Portable Appliance and Fan Equipment Effects on Buildings
25 February 2017
Reference #: IB-GA 2013-02 Revision 1
BC Safety Authority is advising homeowners/occupants that portable air conditioning units, clothes driers or circulating fans continuously exhausting warm inside air to the outside without sufficient fresh air being brought in to replace it, may create conditions leading to carbon monoxide accumulation inside a building.
Note: fuel burning appliances also include: wood or oil burning
This condition is known as “depressurization” and occurs when inside air is exhausted faster than outside fresh air can come in. Natural draft fuel burning appliances such as furnaces and water heaters, rely on pressure differentials created between the ambient air in the building and the hot flue gases to move products of combustion from the burner through the vent to the vent exhaust outside a building. Excessive depressurization reduces the pressure differential that moves the exhaust gases in a vent and will cause a natural draft appliance to vent back into the building, potentially spilling poisonous carbon monoxide (a product of combustion) into the home. It is important to treat the home as a complete system dependent on several factors such as ambient temperature, building design, and building tightness. For example, opening a window on an upper floor could potentially cause warm air to rise from the lower part in the building creating a chimney effect within the dwelling and resulting in depressurization.

Provided material

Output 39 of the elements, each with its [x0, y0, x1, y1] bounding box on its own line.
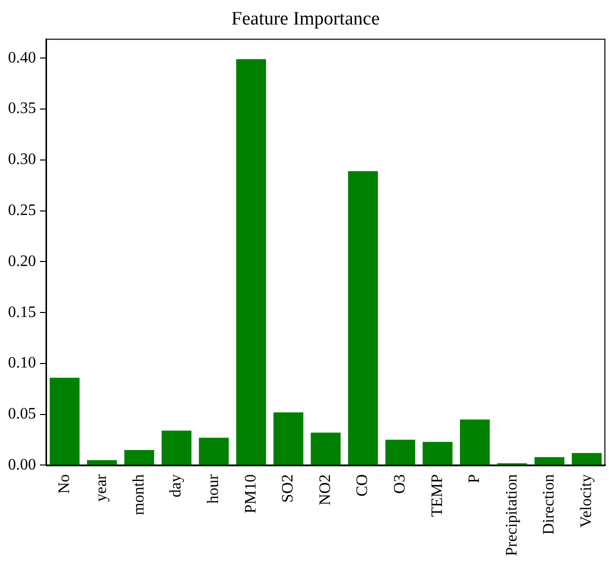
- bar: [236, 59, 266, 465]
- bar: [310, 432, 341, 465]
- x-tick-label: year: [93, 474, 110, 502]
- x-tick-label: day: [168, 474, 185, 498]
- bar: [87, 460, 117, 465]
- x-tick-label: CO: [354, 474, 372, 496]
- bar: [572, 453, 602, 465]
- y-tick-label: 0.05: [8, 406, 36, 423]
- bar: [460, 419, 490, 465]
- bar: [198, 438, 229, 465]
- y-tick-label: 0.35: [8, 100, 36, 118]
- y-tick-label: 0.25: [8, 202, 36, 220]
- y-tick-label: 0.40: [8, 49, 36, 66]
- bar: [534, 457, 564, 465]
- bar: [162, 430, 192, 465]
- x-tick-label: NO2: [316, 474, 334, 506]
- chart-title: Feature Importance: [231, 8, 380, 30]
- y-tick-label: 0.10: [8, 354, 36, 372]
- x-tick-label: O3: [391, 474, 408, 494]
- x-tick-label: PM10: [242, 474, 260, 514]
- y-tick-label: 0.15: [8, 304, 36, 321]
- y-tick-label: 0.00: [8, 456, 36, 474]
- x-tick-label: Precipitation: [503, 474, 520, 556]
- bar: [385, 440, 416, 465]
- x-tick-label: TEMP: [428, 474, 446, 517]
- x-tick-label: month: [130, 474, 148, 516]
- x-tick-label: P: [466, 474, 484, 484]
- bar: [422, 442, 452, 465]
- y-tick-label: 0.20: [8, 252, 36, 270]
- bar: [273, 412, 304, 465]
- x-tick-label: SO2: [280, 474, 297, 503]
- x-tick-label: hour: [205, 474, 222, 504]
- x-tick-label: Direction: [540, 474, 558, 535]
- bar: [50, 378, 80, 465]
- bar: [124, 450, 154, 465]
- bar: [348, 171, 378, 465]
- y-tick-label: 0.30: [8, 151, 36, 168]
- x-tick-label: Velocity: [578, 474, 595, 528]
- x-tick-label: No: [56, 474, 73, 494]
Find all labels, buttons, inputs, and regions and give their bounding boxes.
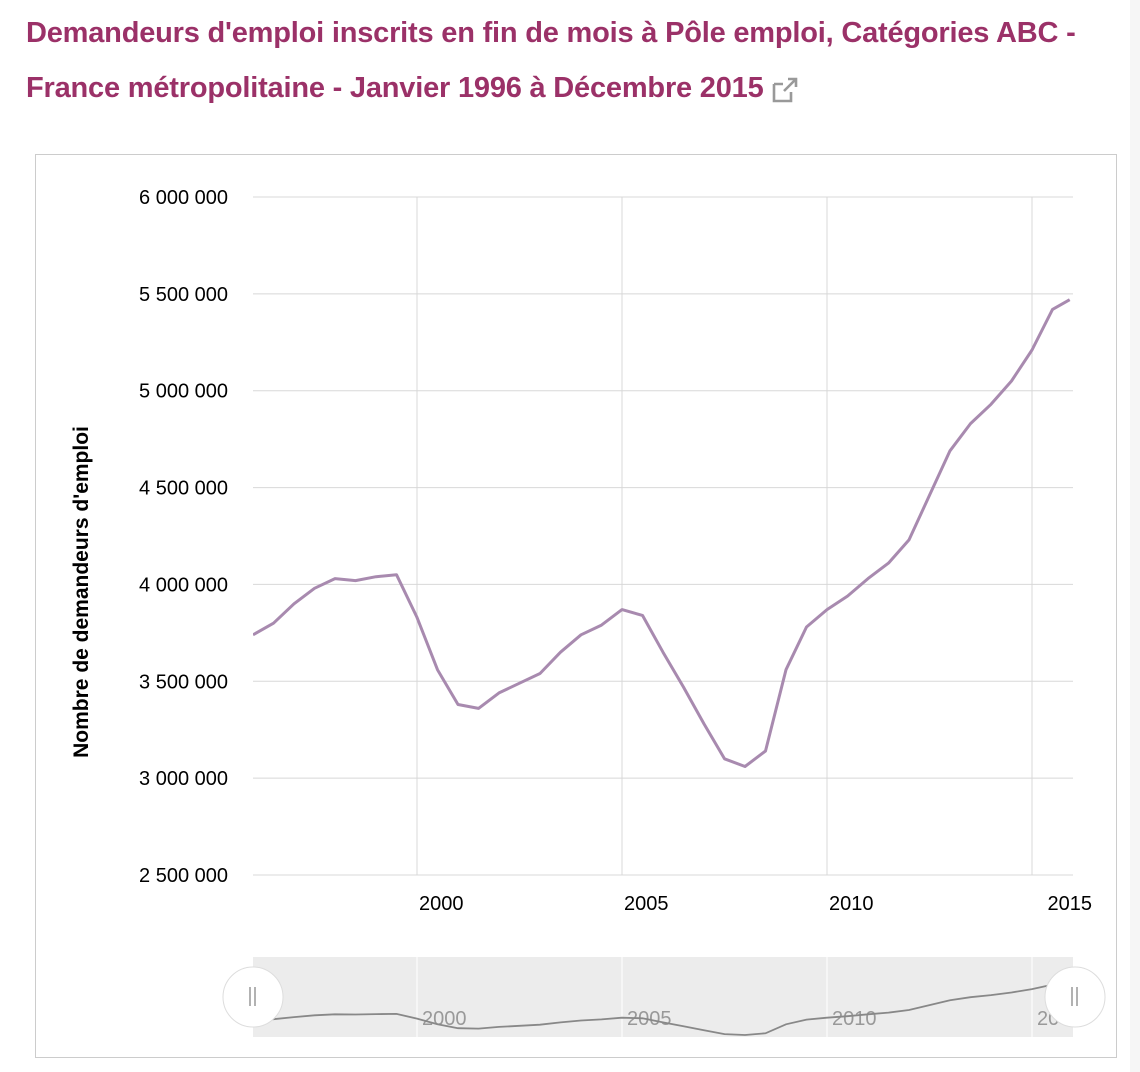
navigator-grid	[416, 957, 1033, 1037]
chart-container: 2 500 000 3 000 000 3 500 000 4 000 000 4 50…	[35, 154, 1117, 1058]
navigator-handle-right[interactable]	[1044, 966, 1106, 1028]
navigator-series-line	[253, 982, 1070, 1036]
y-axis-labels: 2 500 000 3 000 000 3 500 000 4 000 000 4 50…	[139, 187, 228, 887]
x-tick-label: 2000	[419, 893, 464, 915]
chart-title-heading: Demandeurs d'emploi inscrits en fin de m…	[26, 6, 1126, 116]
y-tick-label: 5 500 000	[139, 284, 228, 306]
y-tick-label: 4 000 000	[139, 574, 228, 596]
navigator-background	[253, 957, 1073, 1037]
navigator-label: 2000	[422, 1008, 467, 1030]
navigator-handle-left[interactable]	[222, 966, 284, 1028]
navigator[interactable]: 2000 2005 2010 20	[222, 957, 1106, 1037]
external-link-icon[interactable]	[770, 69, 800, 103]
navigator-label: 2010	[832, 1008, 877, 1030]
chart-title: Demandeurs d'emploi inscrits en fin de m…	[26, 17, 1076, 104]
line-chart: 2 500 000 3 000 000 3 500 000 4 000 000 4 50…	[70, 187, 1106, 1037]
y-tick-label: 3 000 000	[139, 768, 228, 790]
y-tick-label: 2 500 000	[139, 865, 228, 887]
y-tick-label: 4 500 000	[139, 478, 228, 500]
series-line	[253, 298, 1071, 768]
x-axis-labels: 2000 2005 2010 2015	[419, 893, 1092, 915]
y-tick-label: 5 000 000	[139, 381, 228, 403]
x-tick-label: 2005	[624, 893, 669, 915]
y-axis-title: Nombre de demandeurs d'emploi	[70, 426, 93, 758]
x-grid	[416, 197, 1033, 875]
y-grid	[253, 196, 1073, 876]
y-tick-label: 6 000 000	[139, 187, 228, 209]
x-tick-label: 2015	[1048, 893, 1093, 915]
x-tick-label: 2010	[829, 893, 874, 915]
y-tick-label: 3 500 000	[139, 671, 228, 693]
--
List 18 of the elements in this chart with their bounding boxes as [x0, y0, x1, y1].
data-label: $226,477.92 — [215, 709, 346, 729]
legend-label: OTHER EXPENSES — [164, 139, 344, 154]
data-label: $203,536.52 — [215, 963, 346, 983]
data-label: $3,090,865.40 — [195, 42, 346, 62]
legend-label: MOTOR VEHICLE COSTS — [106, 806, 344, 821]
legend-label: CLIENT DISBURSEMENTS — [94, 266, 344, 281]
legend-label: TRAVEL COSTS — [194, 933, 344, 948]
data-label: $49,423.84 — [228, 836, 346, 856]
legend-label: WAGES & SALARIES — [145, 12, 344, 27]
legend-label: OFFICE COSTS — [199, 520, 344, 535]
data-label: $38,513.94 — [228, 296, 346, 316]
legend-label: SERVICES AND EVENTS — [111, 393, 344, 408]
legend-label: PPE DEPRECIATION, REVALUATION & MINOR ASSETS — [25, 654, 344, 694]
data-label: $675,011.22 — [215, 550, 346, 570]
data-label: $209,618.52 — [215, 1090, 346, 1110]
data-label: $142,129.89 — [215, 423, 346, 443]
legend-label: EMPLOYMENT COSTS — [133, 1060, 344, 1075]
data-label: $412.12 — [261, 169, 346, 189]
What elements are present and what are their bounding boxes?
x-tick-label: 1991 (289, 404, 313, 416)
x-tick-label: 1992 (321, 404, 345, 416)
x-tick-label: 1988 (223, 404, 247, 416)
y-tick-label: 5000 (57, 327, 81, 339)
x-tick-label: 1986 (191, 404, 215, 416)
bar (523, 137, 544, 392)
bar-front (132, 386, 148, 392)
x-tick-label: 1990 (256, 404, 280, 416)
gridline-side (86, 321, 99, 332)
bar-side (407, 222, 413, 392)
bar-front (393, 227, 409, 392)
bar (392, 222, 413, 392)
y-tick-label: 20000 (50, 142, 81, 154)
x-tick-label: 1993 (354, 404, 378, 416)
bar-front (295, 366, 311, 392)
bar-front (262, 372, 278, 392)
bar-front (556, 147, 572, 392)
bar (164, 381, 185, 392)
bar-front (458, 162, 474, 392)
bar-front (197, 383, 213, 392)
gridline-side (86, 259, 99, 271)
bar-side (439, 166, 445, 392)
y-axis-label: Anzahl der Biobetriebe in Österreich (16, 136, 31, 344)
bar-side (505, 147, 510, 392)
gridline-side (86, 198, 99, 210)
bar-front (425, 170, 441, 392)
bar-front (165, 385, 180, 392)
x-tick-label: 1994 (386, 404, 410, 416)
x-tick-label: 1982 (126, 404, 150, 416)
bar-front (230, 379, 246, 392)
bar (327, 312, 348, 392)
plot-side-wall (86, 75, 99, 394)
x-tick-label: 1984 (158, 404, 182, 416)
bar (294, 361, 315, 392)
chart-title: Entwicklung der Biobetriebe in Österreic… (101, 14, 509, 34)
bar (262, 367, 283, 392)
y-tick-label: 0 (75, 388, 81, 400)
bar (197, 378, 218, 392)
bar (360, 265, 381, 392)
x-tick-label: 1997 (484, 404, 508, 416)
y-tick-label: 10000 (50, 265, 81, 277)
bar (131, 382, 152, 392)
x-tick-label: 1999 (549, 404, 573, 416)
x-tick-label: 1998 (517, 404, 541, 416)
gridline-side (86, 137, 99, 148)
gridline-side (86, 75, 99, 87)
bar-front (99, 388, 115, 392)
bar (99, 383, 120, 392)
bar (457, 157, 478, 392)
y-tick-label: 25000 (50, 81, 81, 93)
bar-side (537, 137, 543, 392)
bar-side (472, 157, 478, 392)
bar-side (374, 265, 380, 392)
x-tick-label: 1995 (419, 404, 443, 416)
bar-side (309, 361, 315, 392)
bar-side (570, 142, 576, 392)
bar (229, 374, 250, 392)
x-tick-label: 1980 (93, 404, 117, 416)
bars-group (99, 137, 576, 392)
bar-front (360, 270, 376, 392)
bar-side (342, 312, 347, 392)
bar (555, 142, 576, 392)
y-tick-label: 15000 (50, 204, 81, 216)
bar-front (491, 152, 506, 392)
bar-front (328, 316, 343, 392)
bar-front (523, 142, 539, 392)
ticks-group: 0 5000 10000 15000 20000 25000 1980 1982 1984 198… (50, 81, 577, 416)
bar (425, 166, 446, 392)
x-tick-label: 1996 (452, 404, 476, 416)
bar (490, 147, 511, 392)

Do this
In the bulletin on appliance and fan effects on buildings, what is the condition called in which inside air is exhausted faster than outside fresh air can come in? The listing comes from a separate source and is not part of the bulletin.

Full output
Depressurization.